Entries with figure data
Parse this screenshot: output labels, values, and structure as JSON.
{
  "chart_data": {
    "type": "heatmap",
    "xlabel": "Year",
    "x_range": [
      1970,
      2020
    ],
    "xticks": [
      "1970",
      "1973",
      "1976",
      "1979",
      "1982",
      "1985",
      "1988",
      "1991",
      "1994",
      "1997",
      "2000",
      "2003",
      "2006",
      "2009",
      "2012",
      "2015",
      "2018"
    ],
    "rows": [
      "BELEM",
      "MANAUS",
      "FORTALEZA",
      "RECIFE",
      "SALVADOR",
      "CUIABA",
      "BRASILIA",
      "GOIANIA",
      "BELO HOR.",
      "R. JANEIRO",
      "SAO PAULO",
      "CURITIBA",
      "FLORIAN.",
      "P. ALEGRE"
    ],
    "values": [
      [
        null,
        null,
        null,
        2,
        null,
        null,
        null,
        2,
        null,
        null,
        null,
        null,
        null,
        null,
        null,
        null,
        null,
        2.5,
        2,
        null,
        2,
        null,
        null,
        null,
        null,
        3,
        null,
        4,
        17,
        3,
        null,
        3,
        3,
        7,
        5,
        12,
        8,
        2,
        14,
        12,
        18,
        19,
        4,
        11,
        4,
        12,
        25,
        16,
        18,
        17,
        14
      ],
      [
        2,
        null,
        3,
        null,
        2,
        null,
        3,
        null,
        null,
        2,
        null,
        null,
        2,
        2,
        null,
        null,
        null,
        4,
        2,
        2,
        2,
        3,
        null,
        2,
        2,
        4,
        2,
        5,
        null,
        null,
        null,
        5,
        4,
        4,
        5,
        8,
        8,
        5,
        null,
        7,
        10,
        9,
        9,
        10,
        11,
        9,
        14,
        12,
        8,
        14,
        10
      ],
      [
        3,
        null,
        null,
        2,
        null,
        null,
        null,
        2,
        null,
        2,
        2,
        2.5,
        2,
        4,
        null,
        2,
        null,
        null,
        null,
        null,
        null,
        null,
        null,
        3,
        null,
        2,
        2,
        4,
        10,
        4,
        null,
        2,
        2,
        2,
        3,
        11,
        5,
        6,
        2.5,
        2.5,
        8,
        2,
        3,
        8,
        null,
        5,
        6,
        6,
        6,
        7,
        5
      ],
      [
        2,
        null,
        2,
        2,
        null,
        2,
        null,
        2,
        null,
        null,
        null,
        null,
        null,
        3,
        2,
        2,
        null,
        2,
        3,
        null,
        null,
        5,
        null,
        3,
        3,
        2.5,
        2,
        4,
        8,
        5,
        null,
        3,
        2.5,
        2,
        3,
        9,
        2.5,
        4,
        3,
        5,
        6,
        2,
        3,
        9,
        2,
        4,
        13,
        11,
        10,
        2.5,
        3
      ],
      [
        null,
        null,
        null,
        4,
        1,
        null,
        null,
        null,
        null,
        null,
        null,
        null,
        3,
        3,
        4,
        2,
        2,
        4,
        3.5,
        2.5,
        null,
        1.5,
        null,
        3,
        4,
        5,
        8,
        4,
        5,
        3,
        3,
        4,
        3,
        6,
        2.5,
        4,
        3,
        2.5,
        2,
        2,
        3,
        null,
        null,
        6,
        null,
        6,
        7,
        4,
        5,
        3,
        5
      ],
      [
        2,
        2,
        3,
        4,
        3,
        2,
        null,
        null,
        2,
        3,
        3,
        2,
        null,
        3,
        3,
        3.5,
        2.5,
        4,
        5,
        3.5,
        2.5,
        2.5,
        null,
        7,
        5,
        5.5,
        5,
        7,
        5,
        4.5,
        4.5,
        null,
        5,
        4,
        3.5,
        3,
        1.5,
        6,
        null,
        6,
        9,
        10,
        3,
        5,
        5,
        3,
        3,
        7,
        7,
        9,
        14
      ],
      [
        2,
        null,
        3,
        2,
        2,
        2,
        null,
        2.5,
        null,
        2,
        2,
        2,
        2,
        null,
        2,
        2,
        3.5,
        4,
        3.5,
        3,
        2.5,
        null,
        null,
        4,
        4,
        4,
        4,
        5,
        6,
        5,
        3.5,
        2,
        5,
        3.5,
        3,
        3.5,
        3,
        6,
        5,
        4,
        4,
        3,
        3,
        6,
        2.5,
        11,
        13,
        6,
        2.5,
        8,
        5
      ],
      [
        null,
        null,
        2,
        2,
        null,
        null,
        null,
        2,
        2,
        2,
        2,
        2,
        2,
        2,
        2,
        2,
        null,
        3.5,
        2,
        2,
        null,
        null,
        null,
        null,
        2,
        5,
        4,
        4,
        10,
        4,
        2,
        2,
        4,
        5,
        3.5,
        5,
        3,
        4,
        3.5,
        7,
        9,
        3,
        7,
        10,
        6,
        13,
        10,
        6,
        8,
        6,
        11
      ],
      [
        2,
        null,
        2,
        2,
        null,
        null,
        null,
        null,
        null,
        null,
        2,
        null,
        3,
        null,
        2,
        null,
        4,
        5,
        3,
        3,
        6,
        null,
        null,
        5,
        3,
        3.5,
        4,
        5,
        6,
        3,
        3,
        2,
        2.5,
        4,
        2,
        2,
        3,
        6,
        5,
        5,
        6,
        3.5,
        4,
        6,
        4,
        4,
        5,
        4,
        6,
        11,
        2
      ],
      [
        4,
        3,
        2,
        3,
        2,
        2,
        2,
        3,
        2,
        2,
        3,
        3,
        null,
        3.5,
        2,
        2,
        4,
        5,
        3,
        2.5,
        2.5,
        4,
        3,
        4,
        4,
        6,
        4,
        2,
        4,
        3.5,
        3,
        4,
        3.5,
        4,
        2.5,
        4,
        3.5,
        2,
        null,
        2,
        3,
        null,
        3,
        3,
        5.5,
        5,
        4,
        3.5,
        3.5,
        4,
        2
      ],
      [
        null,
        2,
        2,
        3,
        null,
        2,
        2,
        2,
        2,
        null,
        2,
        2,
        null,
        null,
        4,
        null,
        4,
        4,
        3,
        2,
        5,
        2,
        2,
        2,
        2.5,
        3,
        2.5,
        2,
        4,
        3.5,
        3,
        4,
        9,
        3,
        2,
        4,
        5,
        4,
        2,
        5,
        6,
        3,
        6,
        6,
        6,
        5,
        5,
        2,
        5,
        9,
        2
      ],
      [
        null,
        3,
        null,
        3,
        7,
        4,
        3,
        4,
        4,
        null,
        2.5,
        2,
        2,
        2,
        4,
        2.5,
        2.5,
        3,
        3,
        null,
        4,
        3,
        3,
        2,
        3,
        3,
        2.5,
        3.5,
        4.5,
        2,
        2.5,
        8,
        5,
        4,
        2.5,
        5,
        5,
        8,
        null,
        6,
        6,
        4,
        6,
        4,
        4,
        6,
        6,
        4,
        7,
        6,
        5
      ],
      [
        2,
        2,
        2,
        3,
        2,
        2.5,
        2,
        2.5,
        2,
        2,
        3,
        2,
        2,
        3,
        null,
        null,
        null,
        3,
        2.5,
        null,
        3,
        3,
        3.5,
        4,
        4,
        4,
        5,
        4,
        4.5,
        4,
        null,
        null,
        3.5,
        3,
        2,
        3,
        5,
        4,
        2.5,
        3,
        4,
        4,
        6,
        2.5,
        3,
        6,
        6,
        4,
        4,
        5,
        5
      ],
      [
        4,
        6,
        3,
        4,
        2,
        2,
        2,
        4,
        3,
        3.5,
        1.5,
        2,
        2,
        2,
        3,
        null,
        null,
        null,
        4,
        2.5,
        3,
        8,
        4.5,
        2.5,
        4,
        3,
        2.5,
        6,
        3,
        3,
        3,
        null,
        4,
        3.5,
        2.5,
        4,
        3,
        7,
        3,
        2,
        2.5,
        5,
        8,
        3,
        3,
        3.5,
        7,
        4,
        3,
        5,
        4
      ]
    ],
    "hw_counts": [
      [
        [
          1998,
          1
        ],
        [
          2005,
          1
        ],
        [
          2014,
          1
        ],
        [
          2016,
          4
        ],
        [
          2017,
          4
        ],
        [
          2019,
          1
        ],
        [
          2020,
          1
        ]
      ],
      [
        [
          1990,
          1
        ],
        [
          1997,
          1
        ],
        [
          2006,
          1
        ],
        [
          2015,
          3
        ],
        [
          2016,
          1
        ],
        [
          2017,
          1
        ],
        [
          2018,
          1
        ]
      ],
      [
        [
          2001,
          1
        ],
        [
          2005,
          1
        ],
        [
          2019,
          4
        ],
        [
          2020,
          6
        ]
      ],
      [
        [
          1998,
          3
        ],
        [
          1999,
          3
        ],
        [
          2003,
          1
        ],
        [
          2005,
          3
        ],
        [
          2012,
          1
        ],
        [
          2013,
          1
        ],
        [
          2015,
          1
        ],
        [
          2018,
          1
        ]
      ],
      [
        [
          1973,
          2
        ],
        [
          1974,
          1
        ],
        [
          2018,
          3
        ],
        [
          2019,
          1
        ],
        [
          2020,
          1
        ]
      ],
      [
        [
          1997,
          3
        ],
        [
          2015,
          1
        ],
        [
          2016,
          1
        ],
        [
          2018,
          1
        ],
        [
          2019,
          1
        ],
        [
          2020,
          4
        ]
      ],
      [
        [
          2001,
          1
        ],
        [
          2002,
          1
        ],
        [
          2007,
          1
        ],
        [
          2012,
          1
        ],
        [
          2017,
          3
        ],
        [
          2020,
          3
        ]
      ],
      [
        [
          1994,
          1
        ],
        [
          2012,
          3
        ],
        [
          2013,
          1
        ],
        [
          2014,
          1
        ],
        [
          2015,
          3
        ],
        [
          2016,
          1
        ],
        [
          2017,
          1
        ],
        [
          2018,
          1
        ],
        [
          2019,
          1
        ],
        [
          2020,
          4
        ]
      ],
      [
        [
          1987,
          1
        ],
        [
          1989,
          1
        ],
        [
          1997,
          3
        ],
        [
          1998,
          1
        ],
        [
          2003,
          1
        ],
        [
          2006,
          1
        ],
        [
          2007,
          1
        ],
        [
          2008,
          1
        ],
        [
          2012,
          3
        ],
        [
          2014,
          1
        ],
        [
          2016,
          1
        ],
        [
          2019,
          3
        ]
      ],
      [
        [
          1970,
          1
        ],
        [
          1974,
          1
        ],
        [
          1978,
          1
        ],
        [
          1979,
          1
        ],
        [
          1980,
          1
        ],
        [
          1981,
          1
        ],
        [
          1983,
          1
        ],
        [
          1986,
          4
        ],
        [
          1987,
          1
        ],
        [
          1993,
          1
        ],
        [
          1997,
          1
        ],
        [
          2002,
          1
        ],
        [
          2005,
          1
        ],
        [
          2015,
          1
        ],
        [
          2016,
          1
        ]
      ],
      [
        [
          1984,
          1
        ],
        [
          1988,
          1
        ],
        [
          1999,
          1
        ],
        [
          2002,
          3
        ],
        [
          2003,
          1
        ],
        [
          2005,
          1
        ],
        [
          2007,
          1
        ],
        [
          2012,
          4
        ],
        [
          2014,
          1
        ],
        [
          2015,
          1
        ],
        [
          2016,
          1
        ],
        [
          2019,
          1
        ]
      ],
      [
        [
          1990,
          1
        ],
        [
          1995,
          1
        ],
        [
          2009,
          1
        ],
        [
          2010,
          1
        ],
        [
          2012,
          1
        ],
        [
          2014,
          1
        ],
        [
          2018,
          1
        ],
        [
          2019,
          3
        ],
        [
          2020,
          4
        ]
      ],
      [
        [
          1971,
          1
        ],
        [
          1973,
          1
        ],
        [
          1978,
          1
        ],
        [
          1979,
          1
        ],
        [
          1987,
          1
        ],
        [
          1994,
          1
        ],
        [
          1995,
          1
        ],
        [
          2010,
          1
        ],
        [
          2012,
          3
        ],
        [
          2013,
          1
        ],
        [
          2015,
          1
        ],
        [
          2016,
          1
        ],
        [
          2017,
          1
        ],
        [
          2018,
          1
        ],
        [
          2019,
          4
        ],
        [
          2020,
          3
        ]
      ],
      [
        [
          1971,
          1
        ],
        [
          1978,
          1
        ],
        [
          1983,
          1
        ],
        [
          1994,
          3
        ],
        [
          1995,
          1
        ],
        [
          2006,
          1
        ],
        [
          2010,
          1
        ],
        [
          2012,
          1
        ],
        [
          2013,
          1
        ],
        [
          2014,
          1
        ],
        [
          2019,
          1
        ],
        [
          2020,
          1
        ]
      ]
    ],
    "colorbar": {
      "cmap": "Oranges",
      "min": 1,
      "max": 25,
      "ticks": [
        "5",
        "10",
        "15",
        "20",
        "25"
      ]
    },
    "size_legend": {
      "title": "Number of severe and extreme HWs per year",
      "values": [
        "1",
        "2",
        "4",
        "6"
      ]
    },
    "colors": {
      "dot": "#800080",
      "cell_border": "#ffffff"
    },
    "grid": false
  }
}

▸ DIRECTIVE:
Lines that hold "values" are the ones to copy; find all of them.

▸ RESPONSE:
Parse this screenshot: output labels, values, and structure as JSON.
    "values": [
      "values": [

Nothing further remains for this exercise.